#### [Task]
Among the records below, find each line that includes the string "name" and copy it.

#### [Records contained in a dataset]

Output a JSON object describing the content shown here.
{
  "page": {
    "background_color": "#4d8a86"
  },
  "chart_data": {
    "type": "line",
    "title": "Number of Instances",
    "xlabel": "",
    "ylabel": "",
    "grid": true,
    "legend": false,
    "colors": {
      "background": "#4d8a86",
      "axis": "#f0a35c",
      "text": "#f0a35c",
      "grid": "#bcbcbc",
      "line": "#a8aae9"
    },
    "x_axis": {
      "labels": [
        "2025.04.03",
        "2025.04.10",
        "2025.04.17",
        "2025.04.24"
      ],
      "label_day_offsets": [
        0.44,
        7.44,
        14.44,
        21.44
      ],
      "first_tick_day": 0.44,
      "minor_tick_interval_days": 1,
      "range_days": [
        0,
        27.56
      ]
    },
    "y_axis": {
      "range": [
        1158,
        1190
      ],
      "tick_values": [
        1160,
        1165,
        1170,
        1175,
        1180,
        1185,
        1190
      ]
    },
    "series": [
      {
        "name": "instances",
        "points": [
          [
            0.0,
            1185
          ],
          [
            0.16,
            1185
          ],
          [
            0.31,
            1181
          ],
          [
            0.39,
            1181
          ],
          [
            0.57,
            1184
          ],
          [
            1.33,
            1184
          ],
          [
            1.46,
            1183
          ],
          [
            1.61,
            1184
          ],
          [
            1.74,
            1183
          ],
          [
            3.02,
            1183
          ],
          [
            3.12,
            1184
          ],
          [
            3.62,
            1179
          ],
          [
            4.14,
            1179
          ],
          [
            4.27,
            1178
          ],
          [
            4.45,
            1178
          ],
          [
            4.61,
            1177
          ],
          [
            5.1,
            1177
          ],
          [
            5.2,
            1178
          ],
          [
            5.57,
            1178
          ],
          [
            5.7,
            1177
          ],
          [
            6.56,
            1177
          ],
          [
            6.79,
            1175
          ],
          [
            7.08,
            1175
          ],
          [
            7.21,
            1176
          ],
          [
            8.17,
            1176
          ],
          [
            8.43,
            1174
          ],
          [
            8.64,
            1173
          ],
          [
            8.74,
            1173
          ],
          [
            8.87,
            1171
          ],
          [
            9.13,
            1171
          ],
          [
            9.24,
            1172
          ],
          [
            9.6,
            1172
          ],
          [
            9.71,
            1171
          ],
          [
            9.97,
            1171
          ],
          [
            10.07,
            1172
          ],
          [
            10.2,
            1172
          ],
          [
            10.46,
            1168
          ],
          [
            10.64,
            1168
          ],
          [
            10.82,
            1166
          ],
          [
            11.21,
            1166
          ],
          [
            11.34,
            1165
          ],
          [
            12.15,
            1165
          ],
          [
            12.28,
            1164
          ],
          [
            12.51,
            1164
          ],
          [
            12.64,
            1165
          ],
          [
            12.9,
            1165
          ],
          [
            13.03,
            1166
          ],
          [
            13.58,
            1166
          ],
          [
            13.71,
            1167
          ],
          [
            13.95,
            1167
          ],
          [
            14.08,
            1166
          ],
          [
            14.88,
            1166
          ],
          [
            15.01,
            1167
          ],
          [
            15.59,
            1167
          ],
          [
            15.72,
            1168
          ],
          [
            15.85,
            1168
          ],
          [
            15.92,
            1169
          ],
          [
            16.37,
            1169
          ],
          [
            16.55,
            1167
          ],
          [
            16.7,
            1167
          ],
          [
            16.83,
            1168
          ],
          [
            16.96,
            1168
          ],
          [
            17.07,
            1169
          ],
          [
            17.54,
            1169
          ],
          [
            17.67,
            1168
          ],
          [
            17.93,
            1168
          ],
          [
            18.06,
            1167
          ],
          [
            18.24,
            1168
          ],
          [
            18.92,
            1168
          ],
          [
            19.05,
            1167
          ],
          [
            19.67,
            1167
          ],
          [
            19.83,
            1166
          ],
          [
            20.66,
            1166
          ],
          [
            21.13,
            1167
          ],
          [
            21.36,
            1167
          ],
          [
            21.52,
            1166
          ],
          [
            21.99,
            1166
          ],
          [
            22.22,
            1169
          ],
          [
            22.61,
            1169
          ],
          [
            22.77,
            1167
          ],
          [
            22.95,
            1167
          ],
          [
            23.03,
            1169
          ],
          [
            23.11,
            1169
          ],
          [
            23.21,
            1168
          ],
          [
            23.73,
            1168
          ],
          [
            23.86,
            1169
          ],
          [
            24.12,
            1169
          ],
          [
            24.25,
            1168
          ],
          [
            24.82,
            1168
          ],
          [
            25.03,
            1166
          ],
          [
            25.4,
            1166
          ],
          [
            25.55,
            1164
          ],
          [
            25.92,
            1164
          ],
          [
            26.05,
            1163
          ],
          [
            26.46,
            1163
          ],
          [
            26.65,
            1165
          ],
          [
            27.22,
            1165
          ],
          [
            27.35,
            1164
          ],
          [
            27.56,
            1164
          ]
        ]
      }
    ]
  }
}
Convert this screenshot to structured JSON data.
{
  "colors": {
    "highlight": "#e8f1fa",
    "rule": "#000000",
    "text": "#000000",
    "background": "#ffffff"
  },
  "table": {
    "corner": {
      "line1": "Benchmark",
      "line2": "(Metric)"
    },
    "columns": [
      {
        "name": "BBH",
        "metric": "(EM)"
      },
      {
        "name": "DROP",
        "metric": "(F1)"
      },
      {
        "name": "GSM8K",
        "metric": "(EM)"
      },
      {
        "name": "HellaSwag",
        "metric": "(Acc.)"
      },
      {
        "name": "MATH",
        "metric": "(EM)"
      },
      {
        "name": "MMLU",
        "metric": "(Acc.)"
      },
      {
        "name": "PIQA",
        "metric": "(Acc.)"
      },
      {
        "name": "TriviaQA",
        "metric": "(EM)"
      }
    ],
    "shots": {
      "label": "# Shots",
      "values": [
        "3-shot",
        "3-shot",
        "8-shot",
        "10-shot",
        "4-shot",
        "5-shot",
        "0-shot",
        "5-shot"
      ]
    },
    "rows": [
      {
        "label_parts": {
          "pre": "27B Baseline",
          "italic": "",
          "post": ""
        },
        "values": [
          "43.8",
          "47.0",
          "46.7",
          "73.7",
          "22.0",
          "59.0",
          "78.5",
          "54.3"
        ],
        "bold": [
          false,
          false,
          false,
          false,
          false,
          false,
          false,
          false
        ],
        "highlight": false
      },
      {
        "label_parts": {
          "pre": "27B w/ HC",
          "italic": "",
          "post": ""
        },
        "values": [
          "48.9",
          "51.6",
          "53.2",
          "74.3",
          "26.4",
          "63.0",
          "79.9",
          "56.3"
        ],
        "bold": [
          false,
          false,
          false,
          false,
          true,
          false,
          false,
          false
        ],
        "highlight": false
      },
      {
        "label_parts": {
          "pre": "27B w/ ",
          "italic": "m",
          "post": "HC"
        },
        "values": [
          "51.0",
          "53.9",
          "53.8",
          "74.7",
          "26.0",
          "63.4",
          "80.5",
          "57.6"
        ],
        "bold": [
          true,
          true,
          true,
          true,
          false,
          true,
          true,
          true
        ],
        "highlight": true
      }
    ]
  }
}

#### [Output of the exercise]
        "name": "instances",
        "name": "BBH",
        "name": "DROP",
        "name": "GSM8K",
        "name": "HellaSwag",
        "name": "MATH",
        "name": "MMLU",
        "name": "PIQA",
        "name": "TriviaQA",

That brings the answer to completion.